GIVEN INSTRUCTION
Give, as a bare number, the count of lines that contain the word "Next".

SUPPLIED INFORMATION
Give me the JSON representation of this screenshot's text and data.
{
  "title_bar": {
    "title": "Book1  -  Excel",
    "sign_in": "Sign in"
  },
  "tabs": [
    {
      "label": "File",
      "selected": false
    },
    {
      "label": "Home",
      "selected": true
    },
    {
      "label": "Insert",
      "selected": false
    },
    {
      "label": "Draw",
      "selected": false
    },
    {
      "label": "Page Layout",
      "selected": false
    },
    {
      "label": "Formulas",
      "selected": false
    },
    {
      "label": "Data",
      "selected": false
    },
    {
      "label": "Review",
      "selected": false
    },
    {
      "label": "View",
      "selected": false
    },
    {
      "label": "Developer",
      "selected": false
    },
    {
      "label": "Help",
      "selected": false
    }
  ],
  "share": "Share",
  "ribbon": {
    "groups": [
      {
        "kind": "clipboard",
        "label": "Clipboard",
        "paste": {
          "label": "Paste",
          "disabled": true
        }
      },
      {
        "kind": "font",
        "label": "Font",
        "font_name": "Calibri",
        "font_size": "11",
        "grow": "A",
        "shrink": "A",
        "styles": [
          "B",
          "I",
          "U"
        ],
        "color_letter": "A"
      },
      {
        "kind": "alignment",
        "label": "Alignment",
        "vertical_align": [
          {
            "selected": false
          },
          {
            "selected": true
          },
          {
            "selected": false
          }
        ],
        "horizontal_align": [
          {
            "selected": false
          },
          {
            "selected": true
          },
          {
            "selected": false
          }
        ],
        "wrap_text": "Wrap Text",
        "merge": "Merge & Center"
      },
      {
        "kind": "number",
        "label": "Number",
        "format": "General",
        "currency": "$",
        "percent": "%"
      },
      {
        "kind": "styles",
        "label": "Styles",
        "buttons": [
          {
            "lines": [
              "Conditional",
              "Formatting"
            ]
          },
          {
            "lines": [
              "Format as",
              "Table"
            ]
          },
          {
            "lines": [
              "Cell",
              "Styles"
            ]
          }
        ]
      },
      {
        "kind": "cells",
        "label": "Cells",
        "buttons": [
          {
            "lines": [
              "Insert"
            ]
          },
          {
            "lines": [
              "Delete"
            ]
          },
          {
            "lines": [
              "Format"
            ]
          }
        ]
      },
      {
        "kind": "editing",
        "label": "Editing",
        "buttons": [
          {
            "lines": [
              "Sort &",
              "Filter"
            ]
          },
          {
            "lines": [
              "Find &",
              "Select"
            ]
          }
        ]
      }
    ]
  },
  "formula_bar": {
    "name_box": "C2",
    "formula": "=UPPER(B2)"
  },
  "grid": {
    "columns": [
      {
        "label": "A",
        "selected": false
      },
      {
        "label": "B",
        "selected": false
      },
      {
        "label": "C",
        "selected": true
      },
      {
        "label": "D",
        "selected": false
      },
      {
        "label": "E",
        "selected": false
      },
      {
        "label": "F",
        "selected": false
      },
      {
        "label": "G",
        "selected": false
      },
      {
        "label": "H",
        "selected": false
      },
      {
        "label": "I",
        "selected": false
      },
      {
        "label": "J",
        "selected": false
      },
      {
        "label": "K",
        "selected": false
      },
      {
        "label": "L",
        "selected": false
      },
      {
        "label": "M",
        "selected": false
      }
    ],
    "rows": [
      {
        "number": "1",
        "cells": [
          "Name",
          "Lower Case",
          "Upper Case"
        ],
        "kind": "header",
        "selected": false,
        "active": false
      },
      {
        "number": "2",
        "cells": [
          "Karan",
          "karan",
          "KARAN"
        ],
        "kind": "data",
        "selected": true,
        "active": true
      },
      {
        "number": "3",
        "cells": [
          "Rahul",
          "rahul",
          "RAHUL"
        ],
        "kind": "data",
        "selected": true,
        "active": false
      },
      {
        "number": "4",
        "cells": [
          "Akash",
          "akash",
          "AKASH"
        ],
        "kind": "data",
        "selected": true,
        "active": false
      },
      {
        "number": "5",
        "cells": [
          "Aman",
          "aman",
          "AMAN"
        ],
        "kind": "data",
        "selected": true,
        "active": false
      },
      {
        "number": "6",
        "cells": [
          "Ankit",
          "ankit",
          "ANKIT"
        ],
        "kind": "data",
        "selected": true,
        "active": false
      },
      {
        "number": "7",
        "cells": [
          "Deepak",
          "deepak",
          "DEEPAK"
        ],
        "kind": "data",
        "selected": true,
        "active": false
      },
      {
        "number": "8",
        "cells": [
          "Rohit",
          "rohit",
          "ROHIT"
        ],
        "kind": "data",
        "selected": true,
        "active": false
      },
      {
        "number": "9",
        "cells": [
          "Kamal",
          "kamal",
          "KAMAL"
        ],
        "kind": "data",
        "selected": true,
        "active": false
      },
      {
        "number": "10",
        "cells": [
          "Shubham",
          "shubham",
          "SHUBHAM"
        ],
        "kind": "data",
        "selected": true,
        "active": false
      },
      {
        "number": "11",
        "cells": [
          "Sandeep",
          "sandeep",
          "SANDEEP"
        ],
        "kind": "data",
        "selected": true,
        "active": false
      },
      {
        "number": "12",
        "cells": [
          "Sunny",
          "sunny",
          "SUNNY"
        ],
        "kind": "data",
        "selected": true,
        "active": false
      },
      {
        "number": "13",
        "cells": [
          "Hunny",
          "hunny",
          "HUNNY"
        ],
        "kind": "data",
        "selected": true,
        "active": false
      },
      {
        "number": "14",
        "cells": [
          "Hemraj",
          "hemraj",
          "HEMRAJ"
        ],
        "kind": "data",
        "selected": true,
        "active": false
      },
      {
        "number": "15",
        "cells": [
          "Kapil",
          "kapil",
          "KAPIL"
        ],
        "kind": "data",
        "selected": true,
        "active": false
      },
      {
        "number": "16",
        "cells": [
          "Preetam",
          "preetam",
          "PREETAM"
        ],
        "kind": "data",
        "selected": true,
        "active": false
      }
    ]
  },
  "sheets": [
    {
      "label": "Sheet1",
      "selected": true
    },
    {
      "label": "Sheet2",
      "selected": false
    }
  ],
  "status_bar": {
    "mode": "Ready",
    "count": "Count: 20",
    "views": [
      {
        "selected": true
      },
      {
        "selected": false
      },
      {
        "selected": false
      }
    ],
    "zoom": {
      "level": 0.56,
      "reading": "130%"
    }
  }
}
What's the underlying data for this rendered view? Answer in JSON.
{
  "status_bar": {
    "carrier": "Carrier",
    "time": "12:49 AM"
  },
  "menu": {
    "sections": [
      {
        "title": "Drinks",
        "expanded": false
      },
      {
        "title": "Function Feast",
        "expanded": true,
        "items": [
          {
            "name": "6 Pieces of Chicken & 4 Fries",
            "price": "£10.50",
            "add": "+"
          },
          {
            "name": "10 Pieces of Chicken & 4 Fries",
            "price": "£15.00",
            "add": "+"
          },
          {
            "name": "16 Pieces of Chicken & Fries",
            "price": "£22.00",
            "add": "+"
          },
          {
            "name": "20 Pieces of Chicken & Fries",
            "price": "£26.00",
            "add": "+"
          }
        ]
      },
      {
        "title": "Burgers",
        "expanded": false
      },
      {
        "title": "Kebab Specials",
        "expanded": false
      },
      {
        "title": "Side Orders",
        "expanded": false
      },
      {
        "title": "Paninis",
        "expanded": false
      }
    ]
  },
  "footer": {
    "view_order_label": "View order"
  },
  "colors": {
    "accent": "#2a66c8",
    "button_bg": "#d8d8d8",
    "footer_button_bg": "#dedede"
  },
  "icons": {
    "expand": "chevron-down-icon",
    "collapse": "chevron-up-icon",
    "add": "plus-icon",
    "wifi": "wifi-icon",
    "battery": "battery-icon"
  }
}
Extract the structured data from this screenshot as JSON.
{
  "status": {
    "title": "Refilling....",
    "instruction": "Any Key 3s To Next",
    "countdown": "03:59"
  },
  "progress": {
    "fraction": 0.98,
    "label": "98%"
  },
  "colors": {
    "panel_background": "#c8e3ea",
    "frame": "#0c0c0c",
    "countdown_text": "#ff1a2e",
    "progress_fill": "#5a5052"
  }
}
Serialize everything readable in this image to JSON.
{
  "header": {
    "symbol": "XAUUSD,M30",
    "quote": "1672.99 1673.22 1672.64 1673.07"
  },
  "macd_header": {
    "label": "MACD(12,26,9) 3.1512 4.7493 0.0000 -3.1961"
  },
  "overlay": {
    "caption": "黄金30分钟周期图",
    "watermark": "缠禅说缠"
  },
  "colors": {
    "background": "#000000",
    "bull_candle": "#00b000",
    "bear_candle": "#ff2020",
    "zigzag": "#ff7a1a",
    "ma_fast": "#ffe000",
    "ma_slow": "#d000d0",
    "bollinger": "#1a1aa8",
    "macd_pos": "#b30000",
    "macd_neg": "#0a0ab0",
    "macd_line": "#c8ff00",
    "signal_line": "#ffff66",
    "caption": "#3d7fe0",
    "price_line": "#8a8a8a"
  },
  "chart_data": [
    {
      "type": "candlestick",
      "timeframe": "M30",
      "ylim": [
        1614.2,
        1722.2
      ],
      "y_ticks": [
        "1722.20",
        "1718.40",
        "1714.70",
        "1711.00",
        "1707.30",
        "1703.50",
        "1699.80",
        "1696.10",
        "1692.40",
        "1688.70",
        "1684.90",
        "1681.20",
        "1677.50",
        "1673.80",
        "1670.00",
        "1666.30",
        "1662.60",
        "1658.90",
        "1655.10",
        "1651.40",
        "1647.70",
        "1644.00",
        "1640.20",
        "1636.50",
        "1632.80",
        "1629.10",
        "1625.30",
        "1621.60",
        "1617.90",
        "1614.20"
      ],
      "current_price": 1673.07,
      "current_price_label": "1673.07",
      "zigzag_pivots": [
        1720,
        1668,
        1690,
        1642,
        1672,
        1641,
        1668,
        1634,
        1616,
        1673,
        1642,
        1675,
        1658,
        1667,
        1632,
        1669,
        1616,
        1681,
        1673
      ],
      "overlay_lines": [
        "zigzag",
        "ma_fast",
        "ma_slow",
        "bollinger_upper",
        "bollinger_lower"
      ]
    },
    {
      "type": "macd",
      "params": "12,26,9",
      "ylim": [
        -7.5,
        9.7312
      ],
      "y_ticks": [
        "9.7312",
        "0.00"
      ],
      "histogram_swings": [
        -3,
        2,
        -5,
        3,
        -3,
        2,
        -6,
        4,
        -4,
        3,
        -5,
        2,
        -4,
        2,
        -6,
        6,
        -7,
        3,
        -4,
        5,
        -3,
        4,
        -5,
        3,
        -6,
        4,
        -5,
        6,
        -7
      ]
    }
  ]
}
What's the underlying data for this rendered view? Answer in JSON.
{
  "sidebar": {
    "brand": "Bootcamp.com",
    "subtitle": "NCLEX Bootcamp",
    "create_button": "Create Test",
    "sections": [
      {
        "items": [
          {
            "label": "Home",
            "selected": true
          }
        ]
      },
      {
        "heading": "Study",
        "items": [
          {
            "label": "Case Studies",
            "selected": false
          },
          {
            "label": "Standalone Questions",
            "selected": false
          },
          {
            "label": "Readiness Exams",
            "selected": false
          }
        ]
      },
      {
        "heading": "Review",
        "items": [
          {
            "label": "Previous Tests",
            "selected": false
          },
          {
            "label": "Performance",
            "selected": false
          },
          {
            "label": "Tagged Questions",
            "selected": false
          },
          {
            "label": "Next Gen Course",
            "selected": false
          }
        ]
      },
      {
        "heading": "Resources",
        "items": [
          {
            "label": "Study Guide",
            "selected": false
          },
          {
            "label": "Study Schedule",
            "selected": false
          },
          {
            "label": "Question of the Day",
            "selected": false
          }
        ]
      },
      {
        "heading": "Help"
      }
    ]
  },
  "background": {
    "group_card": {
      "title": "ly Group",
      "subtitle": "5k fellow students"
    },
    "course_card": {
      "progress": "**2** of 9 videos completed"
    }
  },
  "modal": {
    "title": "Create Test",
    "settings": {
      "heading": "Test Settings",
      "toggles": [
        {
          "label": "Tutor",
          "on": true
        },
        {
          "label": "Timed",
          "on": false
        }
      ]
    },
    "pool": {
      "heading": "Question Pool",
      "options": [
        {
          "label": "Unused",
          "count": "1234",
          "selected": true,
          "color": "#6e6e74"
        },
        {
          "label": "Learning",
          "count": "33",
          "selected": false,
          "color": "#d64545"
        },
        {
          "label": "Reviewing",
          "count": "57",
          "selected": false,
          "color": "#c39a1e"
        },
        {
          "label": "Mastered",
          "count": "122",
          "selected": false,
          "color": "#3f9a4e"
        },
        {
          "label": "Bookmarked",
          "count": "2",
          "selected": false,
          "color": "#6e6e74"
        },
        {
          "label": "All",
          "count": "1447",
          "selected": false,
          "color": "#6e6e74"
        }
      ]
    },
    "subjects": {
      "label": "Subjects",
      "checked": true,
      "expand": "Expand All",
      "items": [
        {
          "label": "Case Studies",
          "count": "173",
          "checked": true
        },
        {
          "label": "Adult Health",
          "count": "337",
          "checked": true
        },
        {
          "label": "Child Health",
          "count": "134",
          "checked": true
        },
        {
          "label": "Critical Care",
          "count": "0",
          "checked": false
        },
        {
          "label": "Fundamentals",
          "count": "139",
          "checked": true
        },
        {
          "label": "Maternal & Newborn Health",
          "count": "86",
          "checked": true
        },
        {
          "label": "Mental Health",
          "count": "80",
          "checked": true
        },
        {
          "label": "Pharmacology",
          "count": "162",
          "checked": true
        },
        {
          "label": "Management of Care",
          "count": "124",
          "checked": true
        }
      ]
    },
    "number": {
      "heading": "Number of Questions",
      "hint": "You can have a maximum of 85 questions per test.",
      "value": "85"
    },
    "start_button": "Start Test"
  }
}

RIGHT ANSWER
2